### Problem details
Search the material for the word "JSON" and report each line where it turns up.

### Information provided
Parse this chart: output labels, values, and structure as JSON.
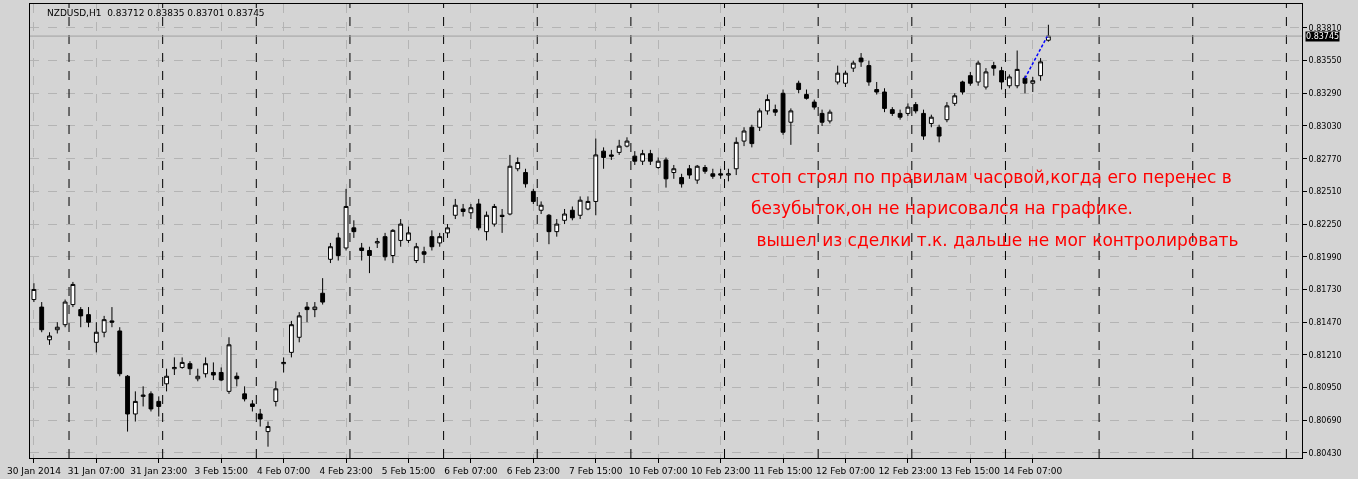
{
  "chart_data": {
    "type": "candlestick",
    "title": "NZDUSD,H1  0.83712 0.83835 0.83701 0.83745",
    "ohlc": [
      [
        0.8165,
        0.8178,
        0.8163,
        0.8173
      ],
      [
        0.8159,
        0.8163,
        0.8139,
        0.8141
      ],
      [
        0.8133,
        0.8139,
        0.8129,
        0.8136
      ],
      [
        0.8141,
        0.8147,
        0.8138,
        0.8143
      ],
      [
        0.8145,
        0.8165,
        0.8143,
        0.8163
      ],
      [
        0.8161,
        0.8179,
        0.8159,
        0.8177
      ],
      [
        0.8157,
        0.8159,
        0.8143,
        0.8152
      ],
      [
        0.8153,
        0.8159,
        0.8143,
        0.8147
      ],
      [
        0.8131,
        0.8147,
        0.8123,
        0.8139
      ],
      [
        0.8139,
        0.8152,
        0.8135,
        0.8149
      ],
      [
        0.8148,
        0.8159,
        0.8143,
        0.8147
      ],
      [
        0.814,
        0.8143,
        0.8104,
        0.8106
      ],
      [
        0.8104,
        0.8105,
        0.806,
        0.8074
      ],
      [
        0.8074,
        0.8092,
        0.8068,
        0.8084
      ],
      [
        0.8088,
        0.8096,
        0.808,
        0.8089
      ],
      [
        0.809,
        0.8092,
        0.8076,
        0.8078
      ],
      [
        0.8084,
        0.8088,
        0.8072,
        0.808
      ],
      [
        0.8098,
        0.811,
        0.8092,
        0.8104
      ],
      [
        0.811,
        0.8119,
        0.8105,
        0.8111
      ],
      [
        0.8111,
        0.8119,
        0.811,
        0.8115
      ],
      [
        0.8114,
        0.8116,
        0.8105,
        0.811
      ],
      [
        0.8102,
        0.811,
        0.81,
        0.8104
      ],
      [
        0.8106,
        0.8119,
        0.8103,
        0.8114
      ],
      [
        0.8107,
        0.8115,
        0.8101,
        0.8105
      ],
      [
        0.8107,
        0.8111,
        0.81,
        0.8101
      ],
      [
        0.8092,
        0.8135,
        0.809,
        0.8129
      ],
      [
        0.8104,
        0.8107,
        0.8096,
        0.8102
      ],
      [
        0.809,
        0.8096,
        0.8084,
        0.8086
      ],
      [
        0.8082,
        0.8085,
        0.8076,
        0.808
      ],
      [
        0.8074,
        0.8078,
        0.8064,
        0.807
      ],
      [
        0.806,
        0.8068,
        0.8048,
        0.8064
      ],
      [
        0.8084,
        0.81,
        0.808,
        0.8094
      ],
      [
        0.8114,
        0.8119,
        0.8107,
        0.8115
      ],
      [
        0.8123,
        0.8148,
        0.8119,
        0.8145
      ],
      [
        0.8135,
        0.8155,
        0.8131,
        0.8152
      ],
      [
        0.8159,
        0.8163,
        0.8147,
        0.8157
      ],
      [
        0.8157,
        0.8163,
        0.8151,
        0.8159
      ],
      [
        0.817,
        0.8182,
        0.8161,
        0.8163
      ],
      [
        0.8197,
        0.821,
        0.8194,
        0.8207
      ],
      [
        0.8214,
        0.8218,
        0.8196,
        0.82
      ],
      [
        0.8206,
        0.8253,
        0.8204,
        0.8239
      ],
      [
        0.8222,
        0.8228,
        0.8214,
        0.8219
      ],
      [
        0.8206,
        0.821,
        0.8196,
        0.8204
      ],
      [
        0.8204,
        0.8207,
        0.8186,
        0.82
      ],
      [
        0.821,
        0.8214,
        0.8206,
        0.8211
      ],
      [
        0.8215,
        0.8218,
        0.8196,
        0.8199
      ],
      [
        0.82,
        0.8221,
        0.8194,
        0.822
      ],
      [
        0.8212,
        0.8229,
        0.8207,
        0.8225
      ],
      [
        0.8212,
        0.8223,
        0.821,
        0.8218
      ],
      [
        0.8196,
        0.821,
        0.8194,
        0.8207
      ],
      [
        0.8203,
        0.8207,
        0.8194,
        0.8201
      ],
      [
        0.8215,
        0.822,
        0.8204,
        0.8207
      ],
      [
        0.821,
        0.8218,
        0.8207,
        0.8215
      ],
      [
        0.8218,
        0.8225,
        0.8214,
        0.8222
      ],
      [
        0.8232,
        0.8245,
        0.8229,
        0.824
      ],
      [
        0.8237,
        0.8241,
        0.8231,
        0.8235
      ],
      [
        0.8234,
        0.8241,
        0.8229,
        0.8238
      ],
      [
        0.8241,
        0.8245,
        0.822,
        0.8222
      ],
      [
        0.8219,
        0.8235,
        0.8212,
        0.8232
      ],
      [
        0.8225,
        0.8241,
        0.8223,
        0.8239
      ],
      [
        0.8232,
        0.8237,
        0.8218,
        0.8231
      ],
      [
        0.8233,
        0.828,
        0.8232,
        0.8271
      ],
      [
        0.8269,
        0.8278,
        0.8267,
        0.8274
      ],
      [
        0.8266,
        0.8269,
        0.8254,
        0.8257
      ],
      [
        0.8251,
        0.8253,
        0.8241,
        0.8243
      ],
      [
        0.8236,
        0.8243,
        0.8233,
        0.824
      ],
      [
        0.8232,
        0.8233,
        0.8209,
        0.8219
      ],
      [
        0.8219,
        0.8229,
        0.8215,
        0.8225
      ],
      [
        0.8228,
        0.8237,
        0.8225,
        0.8233
      ],
      [
        0.8236,
        0.8239,
        0.8228,
        0.823
      ],
      [
        0.8232,
        0.8247,
        0.8229,
        0.8244
      ],
      [
        0.8237,
        0.8247,
        0.8236,
        0.8243
      ],
      [
        0.8243,
        0.8293,
        0.8232,
        0.828
      ],
      [
        0.8283,
        0.8286,
        0.8269,
        0.8278
      ],
      [
        0.828,
        0.8284,
        0.8276,
        0.8279
      ],
      [
        0.8282,
        0.8292,
        0.828,
        0.8287
      ],
      [
        0.8287,
        0.8294,
        0.8286,
        0.8291
      ],
      [
        0.8279,
        0.8283,
        0.8272,
        0.8275
      ],
      [
        0.8275,
        0.8284,
        0.8272,
        0.8281
      ],
      [
        0.8281,
        0.8284,
        0.8272,
        0.8275
      ],
      [
        0.827,
        0.8278,
        0.8269,
        0.8275
      ],
      [
        0.8276,
        0.8278,
        0.8254,
        0.8261
      ],
      [
        0.8266,
        0.8272,
        0.8261,
        0.8269
      ],
      [
        0.8262,
        0.8265,
        0.8254,
        0.8257
      ],
      [
        0.8269,
        0.8272,
        0.8261,
        0.8264
      ],
      [
        0.826,
        0.8272,
        0.8257,
        0.8271
      ],
      [
        0.827,
        0.8272,
        0.8265,
        0.8267
      ],
      [
        0.8265,
        0.8269,
        0.8261,
        0.8263
      ],
      [
        0.8265,
        0.8269,
        0.8261,
        0.8264
      ],
      [
        0.8264,
        0.8269,
        0.8259,
        0.8265
      ],
      [
        0.8269,
        0.8294,
        0.8264,
        0.829
      ],
      [
        0.8291,
        0.8302,
        0.8287,
        0.8299
      ],
      [
        0.8302,
        0.8304,
        0.8286,
        0.8289
      ],
      [
        0.8302,
        0.8317,
        0.8299,
        0.8315
      ],
      [
        0.8315,
        0.8328,
        0.8312,
        0.8324
      ],
      [
        0.8316,
        0.832,
        0.8311,
        0.8314
      ],
      [
        0.8329,
        0.8332,
        0.8296,
        0.8298
      ],
      [
        0.8306,
        0.8317,
        0.8288,
        0.8315
      ],
      [
        0.8337,
        0.8339,
        0.8329,
        0.8332
      ],
      [
        0.8328,
        0.8332,
        0.8324,
        0.8325
      ],
      [
        0.8322,
        0.8324,
        0.8316,
        0.8318
      ],
      [
        0.8313,
        0.8316,
        0.8303,
        0.8306
      ],
      [
        0.8307,
        0.8316,
        0.8305,
        0.8314
      ],
      [
        0.8338,
        0.8351,
        0.8336,
        0.8345
      ],
      [
        0.8337,
        0.8347,
        0.8334,
        0.8345
      ],
      [
        0.8349,
        0.8355,
        0.8346,
        0.8353
      ],
      [
        0.8357,
        0.8361,
        0.835,
        0.8354
      ],
      [
        0.8351,
        0.8355,
        0.8335,
        0.8338
      ],
      [
        0.8332,
        0.8338,
        0.8328,
        0.833
      ],
      [
        0.833,
        0.8333,
        0.8314,
        0.8317
      ],
      [
        0.8316,
        0.8318,
        0.8311,
        0.8313
      ],
      [
        0.8313,
        0.8316,
        0.8308,
        0.831
      ],
      [
        0.8313,
        0.8321,
        0.8311,
        0.8318
      ],
      [
        0.832,
        0.8322,
        0.8313,
        0.8315
      ],
      [
        0.8313,
        0.8316,
        0.8292,
        0.8295
      ],
      [
        0.8305,
        0.8312,
        0.8302,
        0.831
      ],
      [
        0.8302,
        0.8304,
        0.829,
        0.8295
      ],
      [
        0.8308,
        0.8322,
        0.8306,
        0.8319
      ],
      [
        0.8321,
        0.8329,
        0.8319,
        0.8327
      ],
      [
        0.8338,
        0.8339,
        0.8328,
        0.833
      ],
      [
        0.8343,
        0.8346,
        0.8335,
        0.8337
      ],
      [
        0.8338,
        0.8355,
        0.8335,
        0.8353
      ],
      [
        0.8334,
        0.8349,
        0.8332,
        0.8346
      ],
      [
        0.8351,
        0.8354,
        0.8343,
        0.8349
      ],
      [
        0.8347,
        0.835,
        0.8332,
        0.8338
      ],
      [
        0.8335,
        0.8344,
        0.8333,
        0.8342
      ],
      [
        0.8335,
        0.8363,
        0.8333,
        0.8348
      ],
      [
        0.8341,
        0.8343,
        0.8329,
        0.8337
      ],
      [
        0.8337,
        0.8342,
        0.833,
        0.8339
      ],
      [
        0.8343,
        0.8357,
        0.8339,
        0.8354
      ],
      [
        0.83712,
        0.83835,
        0.83701,
        0.83745
      ],
      null,
      null,
      null,
      null,
      null,
      null,
      null,
      null,
      null,
      null,
      null,
      null,
      null,
      null,
      null,
      null,
      null,
      null,
      null,
      null,
      null,
      null,
      null,
      null,
      null,
      null,
      null,
      null,
      null,
      null,
      null,
      null
    ],
    "series": [
      {
        "type": "line",
        "color": "#0000ff",
        "line_style": "dashed",
        "values": [
          null,
          null,
          null,
          null,
          null,
          null,
          null,
          null,
          null,
          null,
          null,
          null,
          null,
          null,
          null,
          null,
          null,
          null,
          null,
          null,
          null,
          null,
          null,
          null,
          null,
          null,
          null,
          null,
          null,
          null,
          null,
          null,
          null,
          null,
          null,
          null,
          null,
          null,
          null,
          null,
          null,
          null,
          null,
          null,
          null,
          null,
          null,
          null,
          null,
          null,
          null,
          null,
          null,
          null,
          null,
          null,
          null,
          null,
          null,
          null,
          null,
          null,
          null,
          null,
          null,
          null,
          null,
          null,
          null,
          null,
          null,
          null,
          null,
          null,
          null,
          null,
          null,
          null,
          null,
          null,
          null,
          null,
          null,
          null,
          null,
          null,
          null,
          null,
          null,
          null,
          null,
          null,
          null,
          null,
          null,
          null,
          null,
          null,
          null,
          null,
          null,
          null,
          null,
          null,
          null,
          null,
          null,
          null,
          null,
          null,
          null,
          null,
          null,
          null,
          null,
          null,
          null,
          null,
          null,
          null,
          null,
          null,
          null,
          null,
          null,
          null,
          null,
          0.8341,
          null,
          null,
          0.8376,
          null,
          null,
          null,
          null,
          null,
          null,
          null,
          null,
          null,
          null,
          null,
          null,
          null,
          null,
          null,
          null,
          null,
          null,
          null,
          null,
          null,
          null,
          null,
          null,
          null,
          null,
          null,
          null,
          null,
          null,
          null,
          null
        ]
      }
    ],
    "categories": [
      "30 Jan 2014",
      null,
      null,
      null,
      null,
      null,
      null,
      null,
      "31 Jan 07:00",
      null,
      null,
      null,
      null,
      null,
      null,
      null,
      "31 Jan 23:00",
      null,
      null,
      null,
      null,
      null,
      null,
      null,
      "3 Feb 15:00",
      null,
      null,
      null,
      null,
      null,
      null,
      null,
      "4 Feb 07:00",
      null,
      null,
      null,
      null,
      null,
      null,
      null,
      "4 Feb 23:00",
      null,
      null,
      null,
      null,
      null,
      null,
      null,
      "5 Feb 15:00",
      null,
      null,
      null,
      null,
      null,
      null,
      null,
      "6 Feb 07:00",
      null,
      null,
      null,
      null,
      null,
      null,
      null,
      "6 Feb 23:00",
      null,
      null,
      null,
      null,
      null,
      null,
      null,
      "7 Feb 15:00",
      null,
      null,
      null,
      null,
      null,
      null,
      null,
      "10 Feb 07:00",
      null,
      null,
      null,
      null,
      null,
      null,
      null,
      "10 Feb 23:00",
      null,
      null,
      null,
      null,
      null,
      null,
      null,
      "11 Feb 15:00",
      null,
      null,
      null,
      null,
      null,
      null,
      null,
      "12 Feb 07:00",
      null,
      null,
      null,
      null,
      null,
      null,
      null,
      "12 Feb 23:00",
      null,
      null,
      null,
      null,
      null,
      null,
      null,
      "13 Feb 15:00",
      null,
      null,
      null,
      null,
      null,
      null,
      null,
      "14 Feb 07:00",
      null,
      null,
      null,
      null,
      null,
      null,
      null,
      null,
      null,
      null,
      null,
      null,
      null,
      null,
      null,
      null,
      null,
      null,
      null,
      null,
      null,
      null,
      null,
      null,
      null,
      null,
      null,
      null,
      null,
      null,
      null,
      null,
      null,
      null
    ],
    "ylim": [
      0.8039,
      0.84
    ],
    "yticks": [
      {
        "value": 0.8043,
        "label": "0.80430"
      },
      {
        "value": 0.8069,
        "label": "0.80690"
      },
      {
        "value": 0.8095,
        "label": "0.80950"
      },
      {
        "value": 0.8121,
        "label": "0.81210"
      },
      {
        "value": 0.8147,
        "label": "0.81470"
      },
      {
        "value": 0.8173,
        "label": "0.81730"
      },
      {
        "value": 0.8199,
        "label": "0.81990"
      },
      {
        "value": 0.8225,
        "label": "0.82250"
      },
      {
        "value": 0.8251,
        "label": "0.82510"
      },
      {
        "value": 0.8277,
        "label": "0.82770"
      },
      {
        "value": 0.8303,
        "label": "0.83030"
      },
      {
        "value": 0.8329,
        "label": "0.83290"
      },
      {
        "value": 0.8355,
        "label": "0.83550"
      },
      {
        "value": 0.8381,
        "label": "0.83810"
      }
    ],
    "ref_lines": [
      {
        "axis": "y",
        "value": 0.83745,
        "label": "0.83745",
        "color": "#a0a0a0",
        "line_style": "solid"
      }
    ],
    "annotations": [
      "стоп стоял по правилам часовой,когда его перенес в",
      "безубыток,он не нарисовался на графике.",
      " вышел из сделки т.к. дальше не мог контролировать"
    ],
    "grid": true
  }
}
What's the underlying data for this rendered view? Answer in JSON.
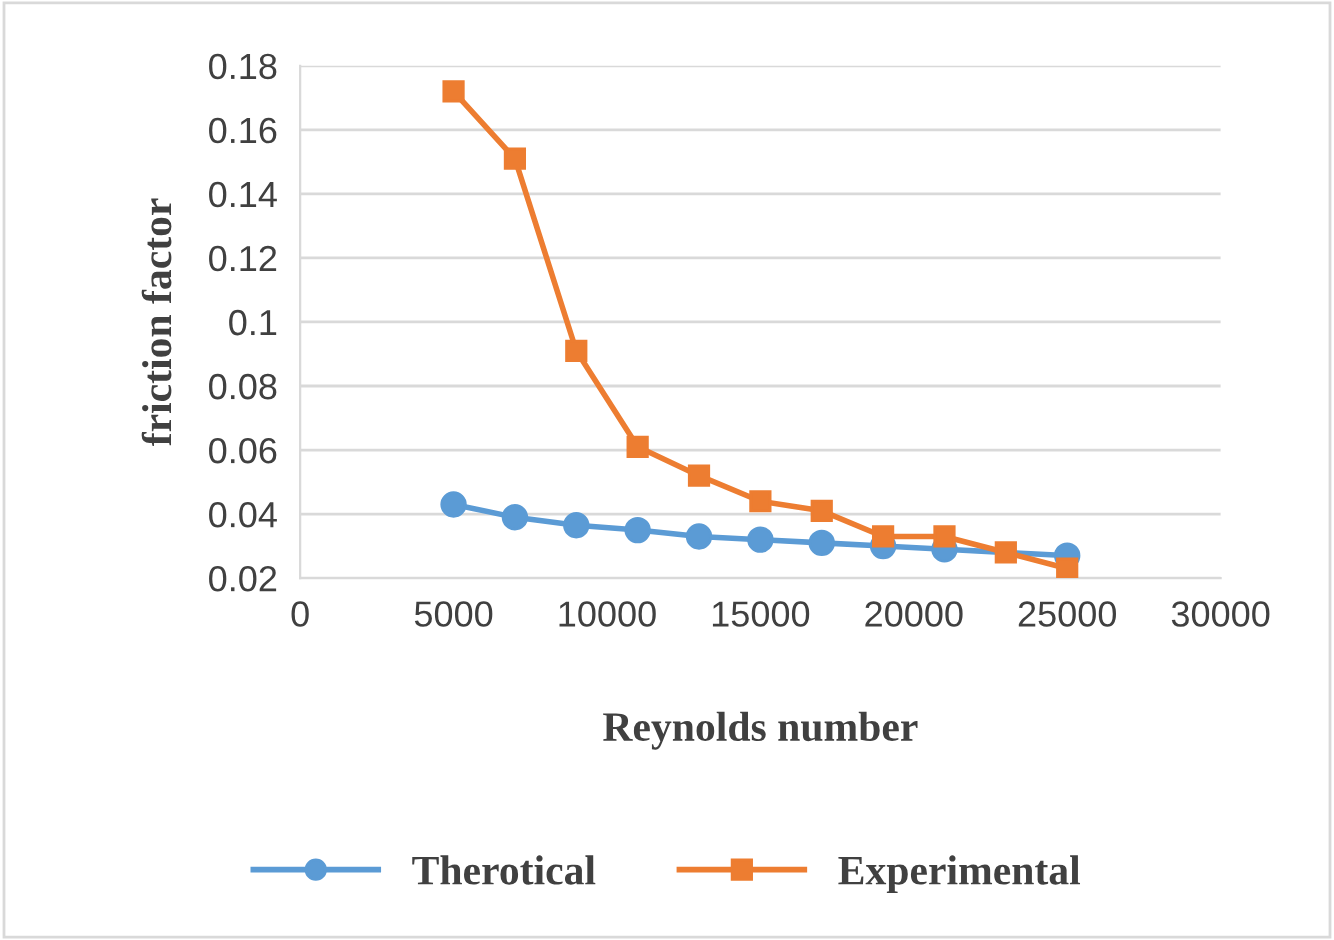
{
  "chart_data": {
    "type": "line",
    "xlabel": "Reynolds number",
    "ylabel": "friction factor",
    "x": [
      5000,
      7000,
      9000,
      11000,
      13000,
      15000,
      17000,
      19000,
      21000,
      23000,
      25000
    ],
    "series": [
      {
        "name": "Therotical",
        "color": "#5b9bd5",
        "marker": "circle",
        "values": [
          0.043,
          0.039,
          0.0365,
          0.035,
          0.033,
          0.032,
          0.031,
          0.03,
          0.029,
          null,
          0.027
        ]
      },
      {
        "name": "Experimental",
        "color": "#ed7d31",
        "marker": "square",
        "values": [
          0.172,
          0.151,
          0.091,
          0.061,
          0.052,
          0.044,
          0.041,
          0.033,
          0.033,
          0.028,
          0.023
        ]
      }
    ],
    "xlim": [
      0,
      30000
    ],
    "xticks": [
      0,
      5000,
      10000,
      15000,
      20000,
      25000,
      30000
    ],
    "ylim": [
      0.02,
      0.18
    ],
    "yticks": [
      0.02,
      0.04,
      0.06,
      0.08,
      0.1,
      0.12,
      0.14,
      0.16,
      0.18
    ],
    "grid": "y",
    "legend": "bottom",
    "line_style": "solid"
  }
}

### Answer to this exercise
Parse this chart: output labels, values, and structure as JSON.
What's the underlying data for this rendered view? Answer in JSON.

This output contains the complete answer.